Exercise task: Reproduce each line that includes the word "Lavendhomme".

Records to use:
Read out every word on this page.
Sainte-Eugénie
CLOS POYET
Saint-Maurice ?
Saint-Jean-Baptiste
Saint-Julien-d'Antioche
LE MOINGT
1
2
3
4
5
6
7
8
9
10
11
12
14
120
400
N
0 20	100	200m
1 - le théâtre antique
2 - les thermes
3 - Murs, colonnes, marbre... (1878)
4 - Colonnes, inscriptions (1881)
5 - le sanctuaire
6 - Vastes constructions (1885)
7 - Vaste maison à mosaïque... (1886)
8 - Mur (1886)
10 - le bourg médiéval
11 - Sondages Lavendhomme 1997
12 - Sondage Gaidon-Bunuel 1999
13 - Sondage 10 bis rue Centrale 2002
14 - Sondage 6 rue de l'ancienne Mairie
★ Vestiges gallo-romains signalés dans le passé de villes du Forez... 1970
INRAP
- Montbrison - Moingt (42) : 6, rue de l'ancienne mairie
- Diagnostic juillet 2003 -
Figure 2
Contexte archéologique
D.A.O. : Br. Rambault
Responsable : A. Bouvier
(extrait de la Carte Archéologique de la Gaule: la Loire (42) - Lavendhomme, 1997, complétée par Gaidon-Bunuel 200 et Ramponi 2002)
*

---

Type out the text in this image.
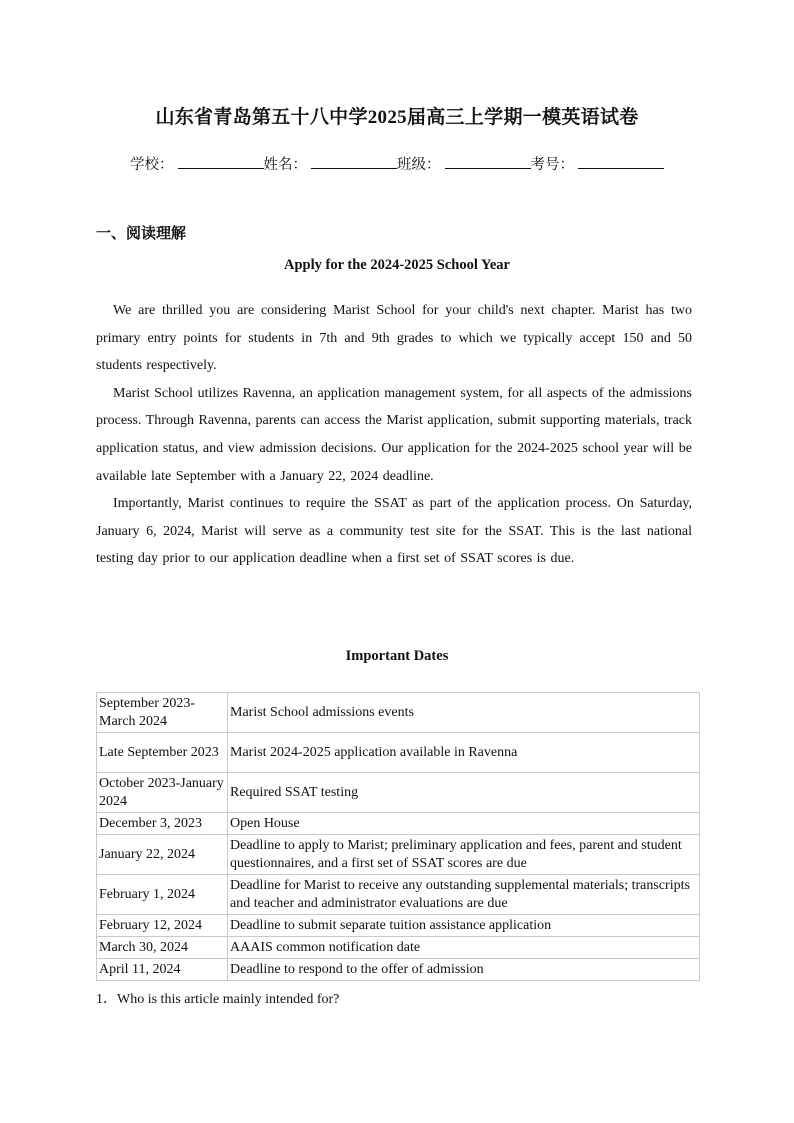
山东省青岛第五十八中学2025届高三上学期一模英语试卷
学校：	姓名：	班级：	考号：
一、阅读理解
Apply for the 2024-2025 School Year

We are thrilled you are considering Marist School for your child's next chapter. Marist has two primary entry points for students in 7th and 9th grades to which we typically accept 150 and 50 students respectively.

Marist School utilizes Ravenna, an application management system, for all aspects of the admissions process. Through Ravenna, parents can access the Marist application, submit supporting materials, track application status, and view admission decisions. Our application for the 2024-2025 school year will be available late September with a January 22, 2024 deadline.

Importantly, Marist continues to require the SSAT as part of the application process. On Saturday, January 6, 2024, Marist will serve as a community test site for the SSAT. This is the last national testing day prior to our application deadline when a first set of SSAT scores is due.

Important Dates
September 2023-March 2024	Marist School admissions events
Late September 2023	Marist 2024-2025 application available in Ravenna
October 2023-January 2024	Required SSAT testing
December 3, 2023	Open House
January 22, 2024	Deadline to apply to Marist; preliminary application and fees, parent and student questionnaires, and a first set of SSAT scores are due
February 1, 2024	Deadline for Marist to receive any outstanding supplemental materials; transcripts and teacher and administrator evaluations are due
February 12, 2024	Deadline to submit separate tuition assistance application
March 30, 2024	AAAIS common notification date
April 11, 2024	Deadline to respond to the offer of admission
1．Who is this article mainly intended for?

Solution below:
11 - Sondages Lavendhomme 1997
(extrait de la Carte Archéologique de la Gaule: la Loire (42) - Lavendhomme, 1997, complétée par Gaidon-Bunuel 200 et Ramponi 2002)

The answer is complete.